= Saved entries =
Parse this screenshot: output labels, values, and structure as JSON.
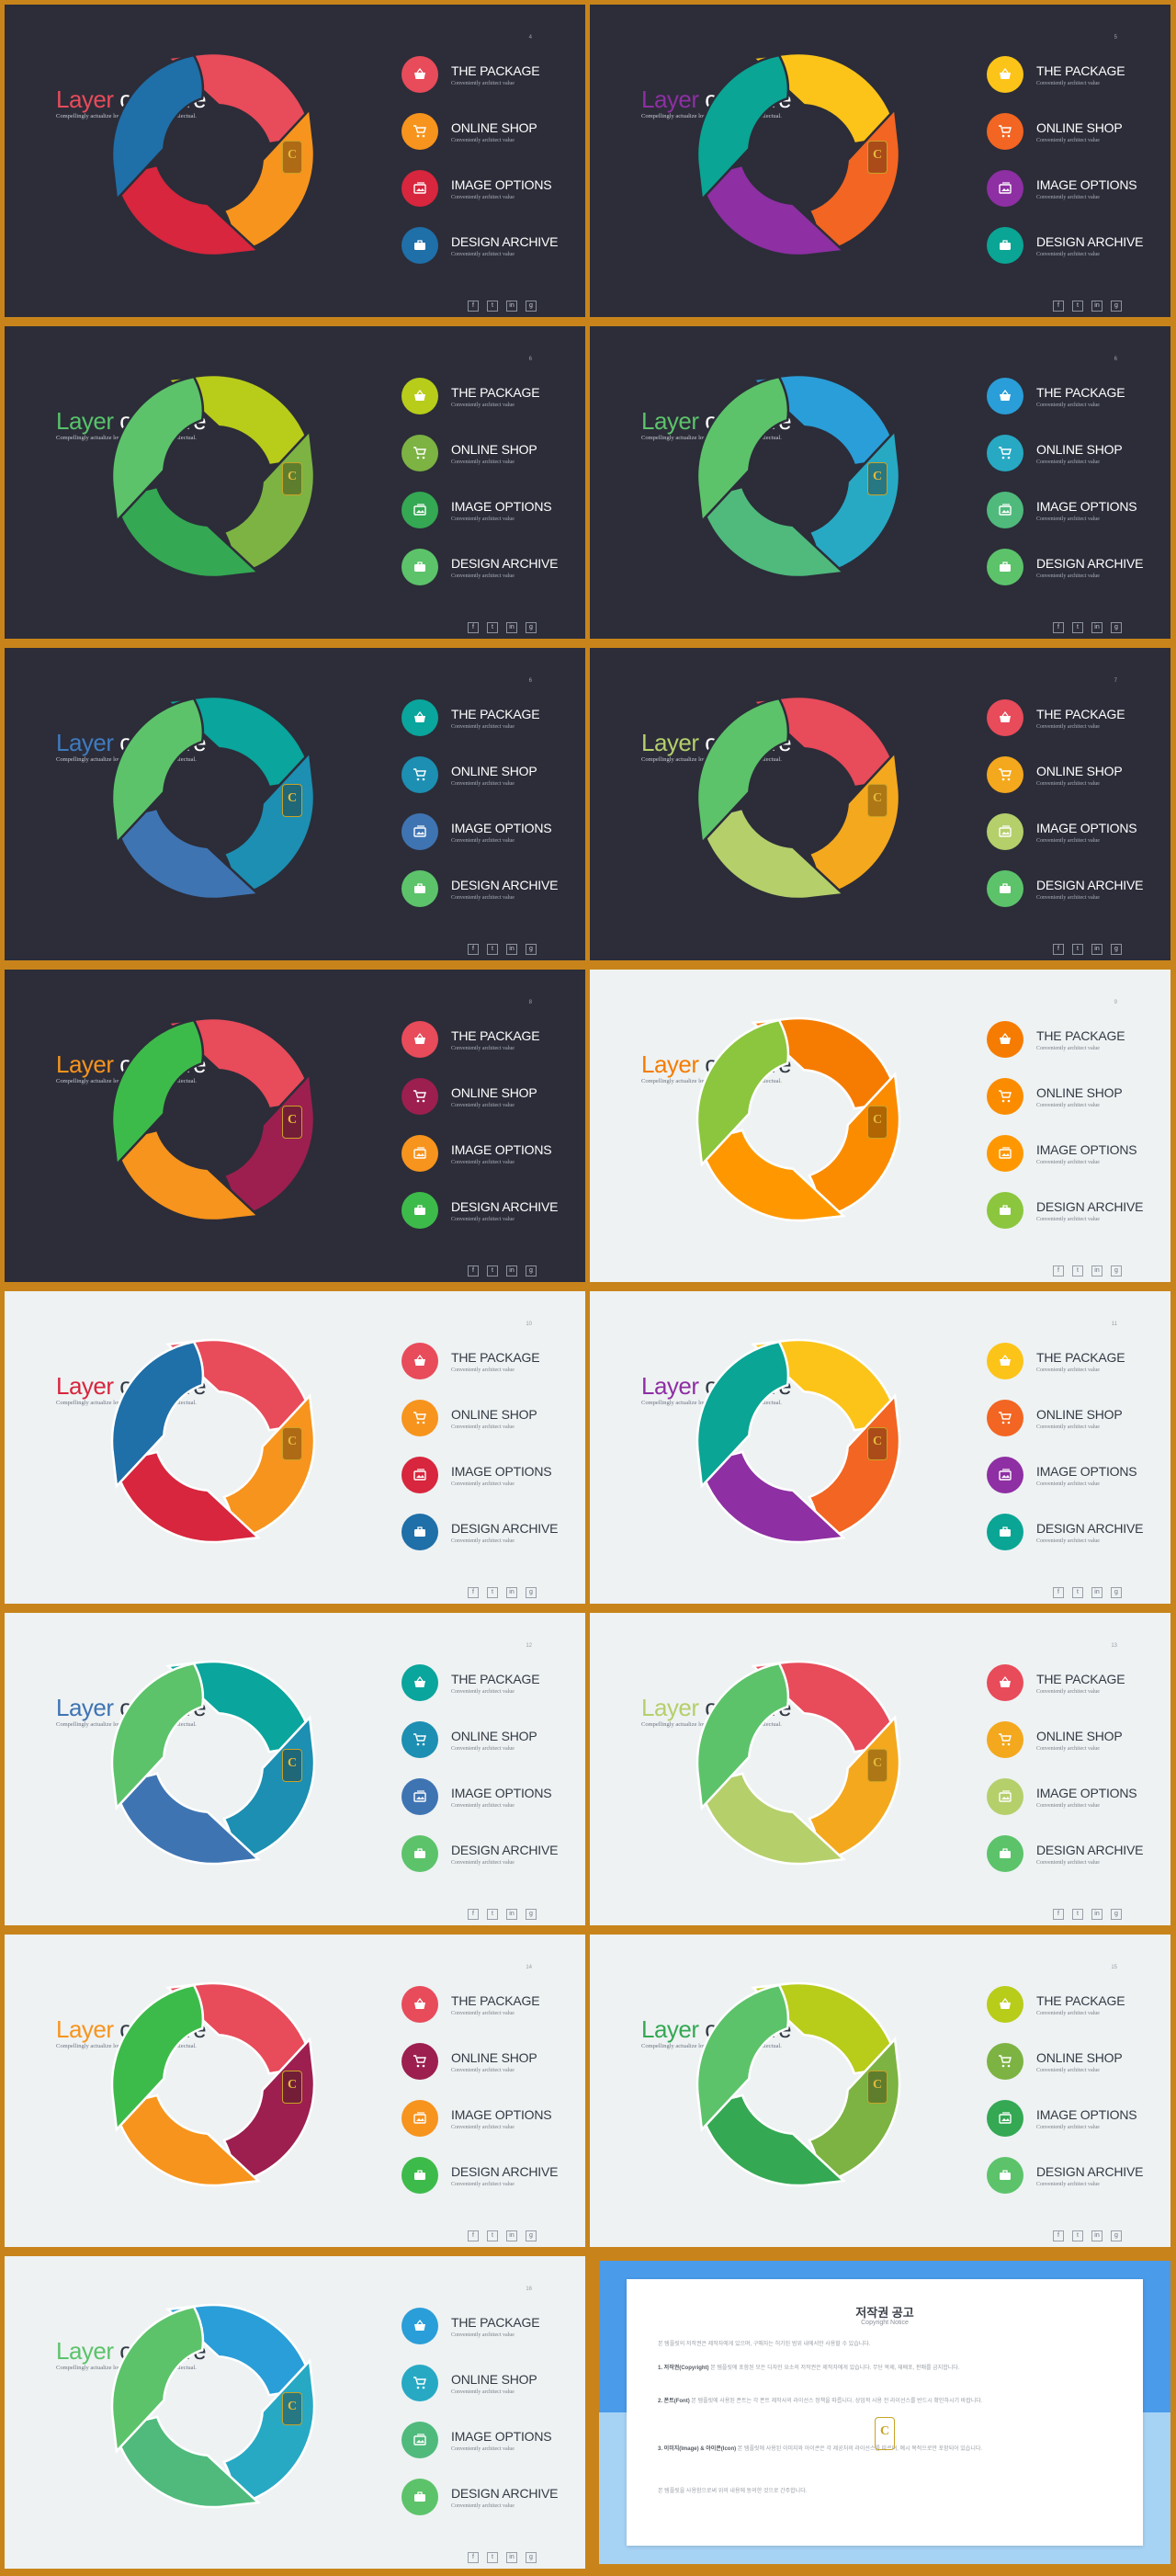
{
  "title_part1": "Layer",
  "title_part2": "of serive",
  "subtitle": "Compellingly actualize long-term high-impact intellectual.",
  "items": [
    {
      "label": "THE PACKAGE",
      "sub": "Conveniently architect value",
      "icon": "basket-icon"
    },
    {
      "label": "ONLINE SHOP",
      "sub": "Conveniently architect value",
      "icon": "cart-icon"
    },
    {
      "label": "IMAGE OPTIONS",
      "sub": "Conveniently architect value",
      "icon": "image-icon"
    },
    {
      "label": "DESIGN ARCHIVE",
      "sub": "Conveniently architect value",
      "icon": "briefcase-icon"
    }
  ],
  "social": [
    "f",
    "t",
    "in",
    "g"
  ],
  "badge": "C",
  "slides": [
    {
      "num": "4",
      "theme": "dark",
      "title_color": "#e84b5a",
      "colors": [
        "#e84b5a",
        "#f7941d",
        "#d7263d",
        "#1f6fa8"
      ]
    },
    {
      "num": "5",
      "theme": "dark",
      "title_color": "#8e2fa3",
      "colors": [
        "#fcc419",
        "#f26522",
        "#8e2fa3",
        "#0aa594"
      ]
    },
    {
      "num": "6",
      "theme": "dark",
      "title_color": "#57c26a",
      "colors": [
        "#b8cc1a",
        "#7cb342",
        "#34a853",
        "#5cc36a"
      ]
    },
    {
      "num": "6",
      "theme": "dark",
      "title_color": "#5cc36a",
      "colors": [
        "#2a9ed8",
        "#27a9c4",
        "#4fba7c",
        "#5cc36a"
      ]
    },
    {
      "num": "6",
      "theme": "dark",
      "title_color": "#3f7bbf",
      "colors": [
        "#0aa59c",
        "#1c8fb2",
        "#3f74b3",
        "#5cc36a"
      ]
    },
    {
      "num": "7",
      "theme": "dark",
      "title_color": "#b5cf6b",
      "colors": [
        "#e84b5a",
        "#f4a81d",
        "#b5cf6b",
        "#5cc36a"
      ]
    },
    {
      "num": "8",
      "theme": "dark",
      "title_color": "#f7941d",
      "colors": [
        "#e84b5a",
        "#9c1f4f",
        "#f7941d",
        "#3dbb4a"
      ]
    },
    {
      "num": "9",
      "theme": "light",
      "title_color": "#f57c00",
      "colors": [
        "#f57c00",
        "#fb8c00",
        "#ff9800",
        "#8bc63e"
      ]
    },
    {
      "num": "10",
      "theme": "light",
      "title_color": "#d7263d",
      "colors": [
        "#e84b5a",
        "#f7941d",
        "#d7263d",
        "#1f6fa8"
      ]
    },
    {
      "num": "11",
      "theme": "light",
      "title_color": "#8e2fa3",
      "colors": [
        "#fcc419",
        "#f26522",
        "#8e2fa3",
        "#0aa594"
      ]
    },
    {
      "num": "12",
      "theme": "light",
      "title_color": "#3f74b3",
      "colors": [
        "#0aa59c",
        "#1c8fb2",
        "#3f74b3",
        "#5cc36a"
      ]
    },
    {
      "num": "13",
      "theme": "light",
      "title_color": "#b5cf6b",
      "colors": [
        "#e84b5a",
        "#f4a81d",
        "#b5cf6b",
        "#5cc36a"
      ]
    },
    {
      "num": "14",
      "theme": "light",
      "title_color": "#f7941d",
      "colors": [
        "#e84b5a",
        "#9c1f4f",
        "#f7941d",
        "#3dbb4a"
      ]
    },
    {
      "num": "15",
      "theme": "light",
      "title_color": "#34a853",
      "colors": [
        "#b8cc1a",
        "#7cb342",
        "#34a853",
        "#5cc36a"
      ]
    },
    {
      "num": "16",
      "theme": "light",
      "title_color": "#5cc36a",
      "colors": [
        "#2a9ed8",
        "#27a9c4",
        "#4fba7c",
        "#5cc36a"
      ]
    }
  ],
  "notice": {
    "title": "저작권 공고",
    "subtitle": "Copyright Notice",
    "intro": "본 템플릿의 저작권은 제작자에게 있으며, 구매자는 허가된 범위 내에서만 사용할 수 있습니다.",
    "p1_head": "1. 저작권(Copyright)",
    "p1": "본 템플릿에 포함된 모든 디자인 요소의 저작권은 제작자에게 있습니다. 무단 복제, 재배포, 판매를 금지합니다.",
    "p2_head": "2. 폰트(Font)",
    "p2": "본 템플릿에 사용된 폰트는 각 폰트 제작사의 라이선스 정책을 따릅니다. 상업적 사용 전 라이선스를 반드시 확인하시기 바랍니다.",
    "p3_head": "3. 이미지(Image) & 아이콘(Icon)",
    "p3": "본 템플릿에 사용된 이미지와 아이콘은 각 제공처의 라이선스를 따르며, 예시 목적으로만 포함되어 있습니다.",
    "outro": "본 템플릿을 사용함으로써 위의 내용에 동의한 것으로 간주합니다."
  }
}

= What to work on =
In the entries above, count each line with "Copyright"; reply with the total only.

= Result of the exercise =
2